#### [Requirements]
Spot each line in the records below where the word "title" occurs, then copy it.

#### [Information given]

------------------------------------------------------------------------

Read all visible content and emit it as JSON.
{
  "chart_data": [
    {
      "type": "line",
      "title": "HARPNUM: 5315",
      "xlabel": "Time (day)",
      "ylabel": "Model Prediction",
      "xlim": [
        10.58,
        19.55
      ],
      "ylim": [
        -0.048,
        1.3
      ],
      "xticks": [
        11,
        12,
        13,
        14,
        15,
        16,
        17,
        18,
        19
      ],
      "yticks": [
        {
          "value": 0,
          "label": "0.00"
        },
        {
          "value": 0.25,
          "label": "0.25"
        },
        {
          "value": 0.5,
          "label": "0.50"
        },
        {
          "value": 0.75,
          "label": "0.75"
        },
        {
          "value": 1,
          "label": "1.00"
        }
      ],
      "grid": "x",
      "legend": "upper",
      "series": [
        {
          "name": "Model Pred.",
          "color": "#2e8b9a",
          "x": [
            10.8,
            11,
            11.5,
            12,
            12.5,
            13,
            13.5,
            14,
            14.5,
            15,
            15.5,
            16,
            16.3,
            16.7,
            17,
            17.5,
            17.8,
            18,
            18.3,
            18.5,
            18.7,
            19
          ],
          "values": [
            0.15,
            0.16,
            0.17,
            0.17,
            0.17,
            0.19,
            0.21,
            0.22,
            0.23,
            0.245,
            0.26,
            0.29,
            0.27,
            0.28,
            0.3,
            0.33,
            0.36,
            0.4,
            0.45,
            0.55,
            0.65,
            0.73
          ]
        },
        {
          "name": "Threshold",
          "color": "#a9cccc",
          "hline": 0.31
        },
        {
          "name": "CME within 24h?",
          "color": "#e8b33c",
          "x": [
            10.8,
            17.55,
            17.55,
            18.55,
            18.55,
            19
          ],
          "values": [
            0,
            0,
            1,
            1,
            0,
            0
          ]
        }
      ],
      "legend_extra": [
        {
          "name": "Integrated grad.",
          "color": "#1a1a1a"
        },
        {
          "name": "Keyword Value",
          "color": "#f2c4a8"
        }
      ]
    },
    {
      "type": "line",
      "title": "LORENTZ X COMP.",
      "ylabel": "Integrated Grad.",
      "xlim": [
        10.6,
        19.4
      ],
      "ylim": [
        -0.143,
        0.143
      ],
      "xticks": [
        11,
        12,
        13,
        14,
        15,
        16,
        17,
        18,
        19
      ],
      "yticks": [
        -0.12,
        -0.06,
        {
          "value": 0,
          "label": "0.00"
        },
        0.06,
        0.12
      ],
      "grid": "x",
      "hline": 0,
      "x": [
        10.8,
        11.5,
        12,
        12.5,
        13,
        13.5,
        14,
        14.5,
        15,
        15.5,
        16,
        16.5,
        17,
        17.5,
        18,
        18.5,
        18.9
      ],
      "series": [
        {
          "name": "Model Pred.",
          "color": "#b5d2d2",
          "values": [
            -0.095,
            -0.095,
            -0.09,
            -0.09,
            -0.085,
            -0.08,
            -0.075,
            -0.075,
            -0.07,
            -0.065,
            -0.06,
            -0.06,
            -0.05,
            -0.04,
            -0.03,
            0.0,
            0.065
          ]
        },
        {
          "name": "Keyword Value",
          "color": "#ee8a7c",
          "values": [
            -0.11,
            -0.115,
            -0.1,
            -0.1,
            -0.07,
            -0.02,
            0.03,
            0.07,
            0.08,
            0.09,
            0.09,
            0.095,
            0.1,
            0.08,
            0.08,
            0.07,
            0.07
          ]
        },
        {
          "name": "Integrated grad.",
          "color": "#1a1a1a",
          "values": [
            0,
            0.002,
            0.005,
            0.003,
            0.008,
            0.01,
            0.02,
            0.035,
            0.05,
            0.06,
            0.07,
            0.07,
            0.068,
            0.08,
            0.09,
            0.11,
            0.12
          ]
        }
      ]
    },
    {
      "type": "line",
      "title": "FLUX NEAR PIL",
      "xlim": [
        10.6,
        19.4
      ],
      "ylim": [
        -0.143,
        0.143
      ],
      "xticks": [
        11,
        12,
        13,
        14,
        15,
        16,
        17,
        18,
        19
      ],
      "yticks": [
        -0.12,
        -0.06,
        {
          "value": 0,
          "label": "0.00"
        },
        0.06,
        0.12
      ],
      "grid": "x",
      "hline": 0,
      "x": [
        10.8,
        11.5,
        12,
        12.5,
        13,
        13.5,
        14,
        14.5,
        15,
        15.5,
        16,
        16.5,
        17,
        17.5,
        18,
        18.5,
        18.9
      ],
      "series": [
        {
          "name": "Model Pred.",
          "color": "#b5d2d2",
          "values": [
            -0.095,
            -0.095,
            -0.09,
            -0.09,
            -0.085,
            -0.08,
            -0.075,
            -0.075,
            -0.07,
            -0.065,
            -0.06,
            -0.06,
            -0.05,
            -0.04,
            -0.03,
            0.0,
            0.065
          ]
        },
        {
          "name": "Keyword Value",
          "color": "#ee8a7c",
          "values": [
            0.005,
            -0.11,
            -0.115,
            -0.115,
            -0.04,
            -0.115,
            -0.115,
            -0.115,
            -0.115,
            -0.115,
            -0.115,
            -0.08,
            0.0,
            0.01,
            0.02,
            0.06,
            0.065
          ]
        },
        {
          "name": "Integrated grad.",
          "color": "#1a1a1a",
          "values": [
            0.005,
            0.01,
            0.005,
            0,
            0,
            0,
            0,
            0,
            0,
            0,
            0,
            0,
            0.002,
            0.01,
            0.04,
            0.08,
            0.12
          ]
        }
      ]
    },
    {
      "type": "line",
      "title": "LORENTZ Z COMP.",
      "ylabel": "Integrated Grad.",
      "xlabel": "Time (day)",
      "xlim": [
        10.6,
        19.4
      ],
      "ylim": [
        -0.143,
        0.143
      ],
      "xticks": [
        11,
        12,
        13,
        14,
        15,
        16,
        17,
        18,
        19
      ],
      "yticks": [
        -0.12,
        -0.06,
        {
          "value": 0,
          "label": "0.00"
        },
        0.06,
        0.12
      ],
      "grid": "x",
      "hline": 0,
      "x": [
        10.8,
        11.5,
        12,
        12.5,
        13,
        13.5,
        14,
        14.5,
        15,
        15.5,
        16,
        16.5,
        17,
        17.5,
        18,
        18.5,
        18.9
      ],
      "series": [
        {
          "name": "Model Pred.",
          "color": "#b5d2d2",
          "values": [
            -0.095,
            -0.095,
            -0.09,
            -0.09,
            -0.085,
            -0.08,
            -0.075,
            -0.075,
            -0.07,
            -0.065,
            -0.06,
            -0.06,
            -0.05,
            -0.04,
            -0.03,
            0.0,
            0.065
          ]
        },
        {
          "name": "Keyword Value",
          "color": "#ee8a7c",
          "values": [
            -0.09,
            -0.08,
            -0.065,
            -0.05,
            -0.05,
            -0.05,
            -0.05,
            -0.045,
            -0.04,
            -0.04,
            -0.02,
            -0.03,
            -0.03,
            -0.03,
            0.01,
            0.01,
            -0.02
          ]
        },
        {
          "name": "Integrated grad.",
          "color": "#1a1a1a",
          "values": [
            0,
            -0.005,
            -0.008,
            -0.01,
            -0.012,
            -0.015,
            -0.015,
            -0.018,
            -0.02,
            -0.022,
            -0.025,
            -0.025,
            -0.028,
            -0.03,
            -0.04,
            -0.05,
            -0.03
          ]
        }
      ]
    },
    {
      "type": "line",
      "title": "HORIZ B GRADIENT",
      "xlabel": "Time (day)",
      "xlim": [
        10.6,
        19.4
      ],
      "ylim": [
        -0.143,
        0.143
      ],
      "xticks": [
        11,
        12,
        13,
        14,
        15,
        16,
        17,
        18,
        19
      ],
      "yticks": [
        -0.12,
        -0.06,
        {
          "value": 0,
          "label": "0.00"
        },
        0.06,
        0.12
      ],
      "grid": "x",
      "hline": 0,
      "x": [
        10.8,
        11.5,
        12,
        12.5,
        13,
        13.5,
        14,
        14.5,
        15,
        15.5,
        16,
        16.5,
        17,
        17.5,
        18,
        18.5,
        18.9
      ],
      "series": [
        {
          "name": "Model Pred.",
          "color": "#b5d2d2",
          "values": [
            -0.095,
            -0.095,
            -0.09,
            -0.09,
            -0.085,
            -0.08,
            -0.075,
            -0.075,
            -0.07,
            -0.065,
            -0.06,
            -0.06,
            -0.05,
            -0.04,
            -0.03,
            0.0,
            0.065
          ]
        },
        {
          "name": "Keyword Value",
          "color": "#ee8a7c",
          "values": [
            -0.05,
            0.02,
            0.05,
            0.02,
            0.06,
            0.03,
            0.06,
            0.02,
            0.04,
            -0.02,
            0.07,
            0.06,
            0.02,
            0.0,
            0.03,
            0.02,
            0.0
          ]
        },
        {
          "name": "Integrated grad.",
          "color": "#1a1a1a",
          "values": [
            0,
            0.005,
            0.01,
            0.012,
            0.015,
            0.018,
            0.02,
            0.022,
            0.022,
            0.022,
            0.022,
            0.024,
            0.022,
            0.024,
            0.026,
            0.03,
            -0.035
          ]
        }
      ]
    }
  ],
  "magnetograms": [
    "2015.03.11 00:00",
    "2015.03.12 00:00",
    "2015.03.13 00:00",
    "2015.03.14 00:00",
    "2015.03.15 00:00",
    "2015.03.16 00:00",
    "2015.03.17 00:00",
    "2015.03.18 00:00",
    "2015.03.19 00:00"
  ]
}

------------------------------------------------------------------------

#### [Output]
      "title": "HARPNUM: 5315",
      "title": "LORENTZ X COMP.",
      "title": "FLUX NEAR PIL",
      "title": "LORENTZ Z COMP.",
      "title": "HORIZ B GRADIENT",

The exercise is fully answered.